* _Do this_
Note each line where "image" appears, and copy it.
═══ Task input ═══
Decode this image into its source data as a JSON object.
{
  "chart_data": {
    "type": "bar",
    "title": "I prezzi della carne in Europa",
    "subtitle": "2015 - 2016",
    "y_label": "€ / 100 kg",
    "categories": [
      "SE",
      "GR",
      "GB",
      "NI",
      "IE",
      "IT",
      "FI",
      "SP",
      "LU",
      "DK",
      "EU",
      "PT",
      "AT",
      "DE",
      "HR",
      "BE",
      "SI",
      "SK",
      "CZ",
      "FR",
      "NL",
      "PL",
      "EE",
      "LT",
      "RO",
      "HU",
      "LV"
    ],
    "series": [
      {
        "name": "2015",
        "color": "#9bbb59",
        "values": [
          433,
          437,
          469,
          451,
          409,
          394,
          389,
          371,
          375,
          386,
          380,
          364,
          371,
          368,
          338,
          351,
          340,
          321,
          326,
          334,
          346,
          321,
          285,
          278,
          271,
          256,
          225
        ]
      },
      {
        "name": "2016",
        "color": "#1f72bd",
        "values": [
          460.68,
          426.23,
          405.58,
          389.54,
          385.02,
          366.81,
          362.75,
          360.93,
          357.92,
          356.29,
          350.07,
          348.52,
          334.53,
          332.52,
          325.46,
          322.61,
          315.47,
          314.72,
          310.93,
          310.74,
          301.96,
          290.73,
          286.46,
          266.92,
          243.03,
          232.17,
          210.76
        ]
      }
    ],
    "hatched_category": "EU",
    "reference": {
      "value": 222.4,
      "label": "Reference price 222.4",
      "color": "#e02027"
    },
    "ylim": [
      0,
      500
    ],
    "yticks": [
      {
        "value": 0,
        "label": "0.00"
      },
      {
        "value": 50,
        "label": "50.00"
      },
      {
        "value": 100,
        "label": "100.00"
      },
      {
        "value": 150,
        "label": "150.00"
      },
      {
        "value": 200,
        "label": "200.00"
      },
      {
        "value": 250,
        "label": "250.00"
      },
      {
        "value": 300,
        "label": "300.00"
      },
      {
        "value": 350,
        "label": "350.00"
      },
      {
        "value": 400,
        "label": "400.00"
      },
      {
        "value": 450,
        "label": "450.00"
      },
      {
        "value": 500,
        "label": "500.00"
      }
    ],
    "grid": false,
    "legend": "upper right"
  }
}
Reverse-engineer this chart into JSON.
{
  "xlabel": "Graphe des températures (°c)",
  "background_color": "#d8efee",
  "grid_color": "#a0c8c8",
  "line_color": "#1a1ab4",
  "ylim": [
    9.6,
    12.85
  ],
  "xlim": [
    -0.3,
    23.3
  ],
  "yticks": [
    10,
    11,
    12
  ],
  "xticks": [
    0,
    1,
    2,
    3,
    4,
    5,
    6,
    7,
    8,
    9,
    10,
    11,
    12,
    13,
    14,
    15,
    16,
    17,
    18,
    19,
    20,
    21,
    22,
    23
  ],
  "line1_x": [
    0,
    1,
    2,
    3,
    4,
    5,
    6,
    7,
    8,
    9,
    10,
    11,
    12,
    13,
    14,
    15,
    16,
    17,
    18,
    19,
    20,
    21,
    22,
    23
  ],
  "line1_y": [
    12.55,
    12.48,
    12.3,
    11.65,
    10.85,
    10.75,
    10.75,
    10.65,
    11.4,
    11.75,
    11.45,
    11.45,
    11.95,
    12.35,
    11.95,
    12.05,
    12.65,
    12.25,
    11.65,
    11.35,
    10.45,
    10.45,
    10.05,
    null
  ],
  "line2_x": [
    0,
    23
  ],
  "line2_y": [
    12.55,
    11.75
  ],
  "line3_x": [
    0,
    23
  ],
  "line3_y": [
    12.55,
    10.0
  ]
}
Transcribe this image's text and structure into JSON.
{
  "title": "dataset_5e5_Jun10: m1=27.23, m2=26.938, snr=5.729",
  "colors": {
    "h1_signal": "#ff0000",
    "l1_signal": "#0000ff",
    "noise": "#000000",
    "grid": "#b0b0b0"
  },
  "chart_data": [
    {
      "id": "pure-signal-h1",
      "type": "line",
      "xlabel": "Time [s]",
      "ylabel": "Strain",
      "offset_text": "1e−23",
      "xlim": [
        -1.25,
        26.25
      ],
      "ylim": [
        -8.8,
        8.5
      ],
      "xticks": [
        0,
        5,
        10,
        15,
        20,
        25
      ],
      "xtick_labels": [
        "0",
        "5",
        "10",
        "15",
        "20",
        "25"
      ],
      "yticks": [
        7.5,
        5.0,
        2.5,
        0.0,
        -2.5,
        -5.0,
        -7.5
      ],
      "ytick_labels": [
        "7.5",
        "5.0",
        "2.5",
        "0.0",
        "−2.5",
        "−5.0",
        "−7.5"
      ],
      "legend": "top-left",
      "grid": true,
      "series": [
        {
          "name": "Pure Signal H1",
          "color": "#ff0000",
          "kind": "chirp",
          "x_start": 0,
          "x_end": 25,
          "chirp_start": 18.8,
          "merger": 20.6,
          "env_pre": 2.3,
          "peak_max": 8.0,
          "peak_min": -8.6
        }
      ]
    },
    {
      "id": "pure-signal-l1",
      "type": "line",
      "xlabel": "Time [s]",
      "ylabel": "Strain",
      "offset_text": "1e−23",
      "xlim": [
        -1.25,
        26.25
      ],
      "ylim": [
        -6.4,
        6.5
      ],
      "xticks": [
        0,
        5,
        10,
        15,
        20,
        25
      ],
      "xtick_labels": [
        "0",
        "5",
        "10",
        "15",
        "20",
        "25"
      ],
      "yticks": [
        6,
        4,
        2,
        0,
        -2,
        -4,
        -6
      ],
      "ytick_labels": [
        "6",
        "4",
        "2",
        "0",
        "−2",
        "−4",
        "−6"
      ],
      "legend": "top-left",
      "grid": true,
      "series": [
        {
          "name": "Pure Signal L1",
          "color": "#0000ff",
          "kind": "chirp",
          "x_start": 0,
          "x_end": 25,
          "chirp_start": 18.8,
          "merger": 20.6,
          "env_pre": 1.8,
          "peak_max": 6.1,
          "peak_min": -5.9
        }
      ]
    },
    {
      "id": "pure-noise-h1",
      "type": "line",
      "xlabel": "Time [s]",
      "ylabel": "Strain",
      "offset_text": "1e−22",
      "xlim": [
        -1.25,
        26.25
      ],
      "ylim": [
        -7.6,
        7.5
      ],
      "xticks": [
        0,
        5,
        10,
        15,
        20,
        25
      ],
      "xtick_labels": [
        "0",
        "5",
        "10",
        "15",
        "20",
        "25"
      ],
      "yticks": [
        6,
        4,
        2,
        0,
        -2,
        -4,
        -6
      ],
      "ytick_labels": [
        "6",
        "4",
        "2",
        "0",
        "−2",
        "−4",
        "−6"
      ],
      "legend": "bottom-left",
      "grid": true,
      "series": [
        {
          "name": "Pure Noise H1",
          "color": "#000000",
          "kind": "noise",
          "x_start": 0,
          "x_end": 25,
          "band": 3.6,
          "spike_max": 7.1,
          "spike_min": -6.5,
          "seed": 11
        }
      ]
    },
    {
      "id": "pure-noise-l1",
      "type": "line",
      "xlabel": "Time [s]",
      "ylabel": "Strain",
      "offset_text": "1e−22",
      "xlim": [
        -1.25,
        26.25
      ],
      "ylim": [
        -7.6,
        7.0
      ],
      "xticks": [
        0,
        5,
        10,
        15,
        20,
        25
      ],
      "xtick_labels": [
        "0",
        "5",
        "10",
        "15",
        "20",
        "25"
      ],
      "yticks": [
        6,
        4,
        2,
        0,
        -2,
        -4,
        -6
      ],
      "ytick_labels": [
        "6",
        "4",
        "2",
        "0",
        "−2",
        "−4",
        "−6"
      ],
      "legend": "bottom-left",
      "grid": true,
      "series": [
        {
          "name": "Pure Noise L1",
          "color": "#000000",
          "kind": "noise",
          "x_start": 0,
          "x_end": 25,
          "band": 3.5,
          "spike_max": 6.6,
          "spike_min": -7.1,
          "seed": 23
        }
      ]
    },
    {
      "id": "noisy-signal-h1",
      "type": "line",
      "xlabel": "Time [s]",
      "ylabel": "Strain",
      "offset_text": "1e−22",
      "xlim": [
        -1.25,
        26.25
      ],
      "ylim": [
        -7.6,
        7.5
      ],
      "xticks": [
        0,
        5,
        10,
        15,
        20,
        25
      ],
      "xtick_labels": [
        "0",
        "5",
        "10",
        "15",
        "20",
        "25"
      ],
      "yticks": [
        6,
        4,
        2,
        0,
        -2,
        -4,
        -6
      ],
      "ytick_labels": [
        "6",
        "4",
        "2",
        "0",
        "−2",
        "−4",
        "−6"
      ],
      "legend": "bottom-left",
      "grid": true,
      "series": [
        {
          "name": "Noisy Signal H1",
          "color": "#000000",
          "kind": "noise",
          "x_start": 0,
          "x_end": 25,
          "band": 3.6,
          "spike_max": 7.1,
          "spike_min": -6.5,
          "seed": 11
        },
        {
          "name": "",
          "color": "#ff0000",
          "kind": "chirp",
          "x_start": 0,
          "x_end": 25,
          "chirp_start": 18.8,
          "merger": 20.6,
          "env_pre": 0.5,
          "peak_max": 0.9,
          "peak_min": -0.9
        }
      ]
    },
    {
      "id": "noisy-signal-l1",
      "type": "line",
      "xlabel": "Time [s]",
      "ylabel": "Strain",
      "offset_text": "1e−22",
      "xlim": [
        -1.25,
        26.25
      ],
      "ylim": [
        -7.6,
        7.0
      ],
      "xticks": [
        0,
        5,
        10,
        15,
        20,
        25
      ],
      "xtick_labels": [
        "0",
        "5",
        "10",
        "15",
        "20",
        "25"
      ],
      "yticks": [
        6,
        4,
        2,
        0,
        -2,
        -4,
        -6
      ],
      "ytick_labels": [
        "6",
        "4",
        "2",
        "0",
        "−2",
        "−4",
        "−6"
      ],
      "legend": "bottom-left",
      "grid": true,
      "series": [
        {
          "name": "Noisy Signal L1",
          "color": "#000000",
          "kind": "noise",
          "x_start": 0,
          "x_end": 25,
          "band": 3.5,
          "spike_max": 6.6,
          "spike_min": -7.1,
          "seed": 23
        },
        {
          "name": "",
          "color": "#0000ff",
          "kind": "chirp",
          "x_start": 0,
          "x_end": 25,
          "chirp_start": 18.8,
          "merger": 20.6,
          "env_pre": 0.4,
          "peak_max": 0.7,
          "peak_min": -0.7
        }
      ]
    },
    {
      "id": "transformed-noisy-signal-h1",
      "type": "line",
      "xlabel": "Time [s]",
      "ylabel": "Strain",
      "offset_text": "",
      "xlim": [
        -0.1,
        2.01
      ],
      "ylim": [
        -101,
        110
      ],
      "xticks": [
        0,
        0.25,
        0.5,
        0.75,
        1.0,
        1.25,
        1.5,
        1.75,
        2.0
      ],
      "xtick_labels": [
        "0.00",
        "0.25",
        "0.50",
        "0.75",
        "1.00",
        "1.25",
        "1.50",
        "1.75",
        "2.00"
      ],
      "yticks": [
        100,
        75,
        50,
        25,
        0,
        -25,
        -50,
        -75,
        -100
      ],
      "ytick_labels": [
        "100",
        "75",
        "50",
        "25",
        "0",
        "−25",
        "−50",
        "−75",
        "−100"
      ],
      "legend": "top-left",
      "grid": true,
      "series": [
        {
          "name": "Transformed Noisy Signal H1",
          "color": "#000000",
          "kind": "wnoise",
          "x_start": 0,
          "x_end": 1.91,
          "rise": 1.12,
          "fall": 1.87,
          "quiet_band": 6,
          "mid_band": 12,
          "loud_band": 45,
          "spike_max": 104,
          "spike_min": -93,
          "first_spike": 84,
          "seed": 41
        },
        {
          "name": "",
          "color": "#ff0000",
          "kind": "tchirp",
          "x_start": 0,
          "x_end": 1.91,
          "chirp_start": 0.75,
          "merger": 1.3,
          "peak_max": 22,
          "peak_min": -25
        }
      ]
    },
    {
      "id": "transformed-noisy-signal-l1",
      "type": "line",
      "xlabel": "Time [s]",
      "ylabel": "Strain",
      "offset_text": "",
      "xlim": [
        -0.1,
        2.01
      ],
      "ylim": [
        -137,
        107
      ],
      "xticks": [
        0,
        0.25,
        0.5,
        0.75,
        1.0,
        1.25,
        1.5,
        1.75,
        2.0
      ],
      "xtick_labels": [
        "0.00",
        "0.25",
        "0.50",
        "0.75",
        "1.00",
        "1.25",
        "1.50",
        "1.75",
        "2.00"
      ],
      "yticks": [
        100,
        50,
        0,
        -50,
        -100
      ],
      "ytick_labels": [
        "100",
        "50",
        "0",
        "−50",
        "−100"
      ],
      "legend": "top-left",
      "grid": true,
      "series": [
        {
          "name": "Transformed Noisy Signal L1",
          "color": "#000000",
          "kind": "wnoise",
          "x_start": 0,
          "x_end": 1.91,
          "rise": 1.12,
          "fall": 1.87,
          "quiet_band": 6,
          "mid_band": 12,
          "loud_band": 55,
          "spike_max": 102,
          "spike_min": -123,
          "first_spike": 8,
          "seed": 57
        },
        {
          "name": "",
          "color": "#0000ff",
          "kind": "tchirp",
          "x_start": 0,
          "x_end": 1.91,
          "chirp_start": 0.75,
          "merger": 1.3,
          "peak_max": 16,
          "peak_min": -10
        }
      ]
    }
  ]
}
═══
* _In response_
Decode this image into its source data as a JSON object.
Transcribe this image's text and structure into JSON.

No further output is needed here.